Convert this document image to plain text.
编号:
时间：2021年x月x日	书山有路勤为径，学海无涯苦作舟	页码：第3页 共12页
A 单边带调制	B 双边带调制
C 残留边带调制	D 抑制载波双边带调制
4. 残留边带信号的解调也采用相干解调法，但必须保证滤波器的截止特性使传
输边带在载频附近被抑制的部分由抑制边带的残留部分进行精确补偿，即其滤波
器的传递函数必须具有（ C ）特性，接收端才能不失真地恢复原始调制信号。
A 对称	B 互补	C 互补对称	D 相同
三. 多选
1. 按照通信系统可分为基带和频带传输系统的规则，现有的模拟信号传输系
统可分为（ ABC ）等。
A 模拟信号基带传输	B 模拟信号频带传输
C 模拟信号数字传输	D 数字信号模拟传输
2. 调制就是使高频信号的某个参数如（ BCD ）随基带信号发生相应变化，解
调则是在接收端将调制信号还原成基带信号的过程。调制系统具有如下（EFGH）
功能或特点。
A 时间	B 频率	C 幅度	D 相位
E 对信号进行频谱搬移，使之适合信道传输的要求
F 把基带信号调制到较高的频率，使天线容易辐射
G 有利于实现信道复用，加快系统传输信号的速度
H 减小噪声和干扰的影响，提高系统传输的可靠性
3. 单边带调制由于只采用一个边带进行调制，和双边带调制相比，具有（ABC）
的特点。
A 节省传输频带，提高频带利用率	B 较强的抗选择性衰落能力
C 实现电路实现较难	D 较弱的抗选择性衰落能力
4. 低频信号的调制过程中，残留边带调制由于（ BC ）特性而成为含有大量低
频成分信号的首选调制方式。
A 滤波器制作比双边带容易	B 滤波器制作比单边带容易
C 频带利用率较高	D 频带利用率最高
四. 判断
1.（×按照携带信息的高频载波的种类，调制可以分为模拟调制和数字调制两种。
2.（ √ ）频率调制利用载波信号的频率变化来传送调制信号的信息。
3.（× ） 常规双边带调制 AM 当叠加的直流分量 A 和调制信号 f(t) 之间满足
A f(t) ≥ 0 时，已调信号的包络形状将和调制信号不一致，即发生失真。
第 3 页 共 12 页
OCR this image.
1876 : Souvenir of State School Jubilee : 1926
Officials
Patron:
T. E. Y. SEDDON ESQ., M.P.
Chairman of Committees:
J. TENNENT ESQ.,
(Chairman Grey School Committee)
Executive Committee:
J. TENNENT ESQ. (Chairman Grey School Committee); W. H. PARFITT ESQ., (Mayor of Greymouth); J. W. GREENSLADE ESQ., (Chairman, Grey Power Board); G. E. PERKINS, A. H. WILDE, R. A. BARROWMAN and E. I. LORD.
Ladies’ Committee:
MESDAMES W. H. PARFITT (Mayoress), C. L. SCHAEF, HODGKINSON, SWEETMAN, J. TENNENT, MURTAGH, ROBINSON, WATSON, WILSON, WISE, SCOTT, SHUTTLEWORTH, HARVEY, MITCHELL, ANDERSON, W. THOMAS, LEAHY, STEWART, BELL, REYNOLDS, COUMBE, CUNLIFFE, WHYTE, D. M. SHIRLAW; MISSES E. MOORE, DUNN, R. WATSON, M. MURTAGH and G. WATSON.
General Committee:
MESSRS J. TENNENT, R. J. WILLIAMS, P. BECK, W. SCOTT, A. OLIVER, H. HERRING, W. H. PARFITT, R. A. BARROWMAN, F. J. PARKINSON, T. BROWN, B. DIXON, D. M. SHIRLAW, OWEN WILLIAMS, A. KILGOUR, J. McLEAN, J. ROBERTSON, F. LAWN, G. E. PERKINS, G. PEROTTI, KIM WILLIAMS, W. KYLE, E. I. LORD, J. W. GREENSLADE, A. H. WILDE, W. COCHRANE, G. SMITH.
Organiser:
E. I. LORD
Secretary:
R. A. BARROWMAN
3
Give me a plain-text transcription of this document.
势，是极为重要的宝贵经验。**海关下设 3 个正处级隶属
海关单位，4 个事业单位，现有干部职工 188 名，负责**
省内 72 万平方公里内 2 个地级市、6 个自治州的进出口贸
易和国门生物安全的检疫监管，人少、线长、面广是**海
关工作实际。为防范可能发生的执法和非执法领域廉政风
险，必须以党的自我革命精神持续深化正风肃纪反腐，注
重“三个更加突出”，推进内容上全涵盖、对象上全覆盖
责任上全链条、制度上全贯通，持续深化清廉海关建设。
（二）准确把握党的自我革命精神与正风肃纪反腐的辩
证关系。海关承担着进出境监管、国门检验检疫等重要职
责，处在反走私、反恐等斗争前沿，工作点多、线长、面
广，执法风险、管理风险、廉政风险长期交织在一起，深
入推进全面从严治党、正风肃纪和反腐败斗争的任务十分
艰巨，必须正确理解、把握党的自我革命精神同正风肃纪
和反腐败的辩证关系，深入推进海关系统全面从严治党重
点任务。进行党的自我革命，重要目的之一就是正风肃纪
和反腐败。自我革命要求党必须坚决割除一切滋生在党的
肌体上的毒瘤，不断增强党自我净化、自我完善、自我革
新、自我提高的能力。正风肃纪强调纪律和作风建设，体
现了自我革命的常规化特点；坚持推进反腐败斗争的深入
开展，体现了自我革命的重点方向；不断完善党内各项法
┄┄┄┄┄┄┄┄┄┄┄┄┄┄┄┄┄┄┄┄
TASK BRIEF: Repeat all entries. Match them exactly.

ANSWER TO THIS PROBLEM:
Convert this document image to plain text.
编号:
时间：2021年x月x日	书山有路勤为径，学海无涯苦作舟	页码：第3页 共12页
A 单边带调制	B 双边带调制
C 残留边带调制	D 抑制载波双边带调制
4. 残留边带信号的解调也采用相干解调法，但必须保证滤波器的截止特性使传
输边带在载频附近被抑制的部分由抑制边带的残留部分进行精确补偿，即其滤波
器的传递函数必须具有（ C ）特性，接收端才能不失真地恢复原始调制信号。
A 对称	B 互补	C 互补对称	D 相同
三. 多选
1. 按照通信系统可分为基带和频带传输系统的规则，现有的模拟信号传输系
统可分为（ ABC ）等。
A 模拟信号基带传输	B 模拟信号频带传输
C 模拟信号数字传输	D 数字信号模拟传输
2. 调制就是使高频信号的某个参数如（ BCD ）随基带信号发生相应变化，解
调则是在接收端将调制信号还原成基带信号的过程。调制系统具有如下（EFGH）
功能或特点。
A 时间	B 频率	C 幅度	D 相位
E 对信号进行频谱搬移，使之适合信道传输的要求
F 把基带信号调制到较高的频率，使天线容易辐射
G 有利于实现信道复用，加快系统传输信号的速度
H 减小噪声和干扰的影响，提高系统传输的可靠性
3. 单边带调制由于只采用一个边带进行调制，和双边带调制相比，具有（ABC）
的特点。
A 节省传输频带，提高频带利用率	B 较强的抗选择性衰落能力
C 实现电路实现较难	D 较弱的抗选择性衰落能力
4. 低频信号的调制过程中，残留边带调制由于（ BC ）特性而成为含有大量低
频成分信号的首选调制方式。
A 滤波器制作比双边带容易	B 滤波器制作比单边带容易
C 频带利用率较高	D 频带利用率最高
四. 判断
1.（×按照携带信息的高频载波的种类，调制可以分为模拟调制和数字调制两种。
2.（ √ ）频率调制利用载波信号的频率变化来传送调制信号的信息。
3.（× ） 常规双边带调制 AM 当叠加的直流分量 A 和调制信号 f(t) 之间满足
A f(t) ≥ 0 时，已调信号的包络形状将和调制信号不一致，即发生失真。
第 3 页 共 12 页
OCR this image.
1876 : Souvenir of State School Jubilee : 1926
Officials
Patron:
T. E. Y. SEDDON ESQ., M.P.
Chairman of Committees:
J. TENNENT ESQ.,
(Chairman Grey School Committee)
Executive Committee:
J. TENNENT ESQ. (Chairman Grey School Committee); W. H. PARFITT ESQ., (Mayor of Greymouth); J. W. GREENSLADE ESQ., (Chairman, Grey Power Board); G. E. PERKINS, A. H. WILDE, R. A. BARROWMAN and E. I. LORD.
Ladies’ Committee:
MESDAMES W. H. PARFITT (Mayoress), C. L. SCHAEF, HODGKINSON, SWEETMAN, J. TENNENT, MURTAGH, ROBINSON, WATSON, WILSON, WISE, SCOTT, SHUTTLEWORTH, HARVEY, MITCHELL, ANDERSON, W. THOMAS, LEAHY, STEWART, BELL, REYNOLDS, COUMBE, CUNLIFFE, WHYTE, D. M. SHIRLAW; MISSES E. MOORE, DUNN, R. WATSON, M. MURTAGH and G. WATSON.
General Committee:
MESSRS J. TENNENT, R. J. WILLIAMS, P. BECK, W. SCOTT, A. OLIVER, H. HERRING, W. H. PARFITT, R. A. BARROWMAN, F. J. PARKINSON, T. BROWN, B. DIXON, D. M. SHIRLAW, OWEN WILLIAMS, A. KILGOUR, J. McLEAN, J. ROBERTSON, F. LAWN, G. E. PERKINS, G. PEROTTI, KIM WILLIAMS, W. KYLE, E. I. LORD, J. W. GREENSLADE, A. H. WILDE, W. COCHRANE, G. SMITH.
Organiser:
E. I. LORD
Secretary:
R. A. BARROWMAN
3
Give me a plain-text transcription of this document.
势，是极为重要的宝贵经验。**海关下设 3 个正处级隶属
海关单位，4 个事业单位，现有干部职工 188 名，负责**
省内 72 万平方公里内 2 个地级市、6 个自治州的进出口贸
易和国门生物安全的检疫监管，人少、线长、面广是**海
关工作实际。为防范可能发生的执法和非执法领域廉政风
险，必须以党的自我革命精神持续深化正风肃纪反腐，注
重“三个更加突出”，推进内容上全涵盖、对象上全覆盖
责任上全链条、制度上全贯通，持续深化清廉海关建设。
（二）准确把握党的自我革命精神与正风肃纪反腐的辩
证关系。海关承担着进出境监管、国门检验检疫等重要职
责，处在反走私、反恐等斗争前沿，工作点多、线长、面
广，执法风险、管理风险、廉政风险长期交织在一起，深
入推进全面从严治党、正风肃纪和反腐败斗争的任务十分
艰巨，必须正确理解、把握党的自我革命精神同正风肃纪
和反腐败的辩证关系，深入推进海关系统全面从严治党重
点任务。进行党的自我革命，重要目的之一就是正风肃纪
和反腐败。自我革命要求党必须坚决割除一切滋生在党的
肌体上的毒瘤，不断增强党自我净化、自我完善、自我革
新、自我提高的能力。正风肃纪强调纪律和作风建设，体
现了自我革命的常规化特点；坚持推进反腐败斗争的深入
开展，体现了自我革命的重点方向；不断完善党内各项法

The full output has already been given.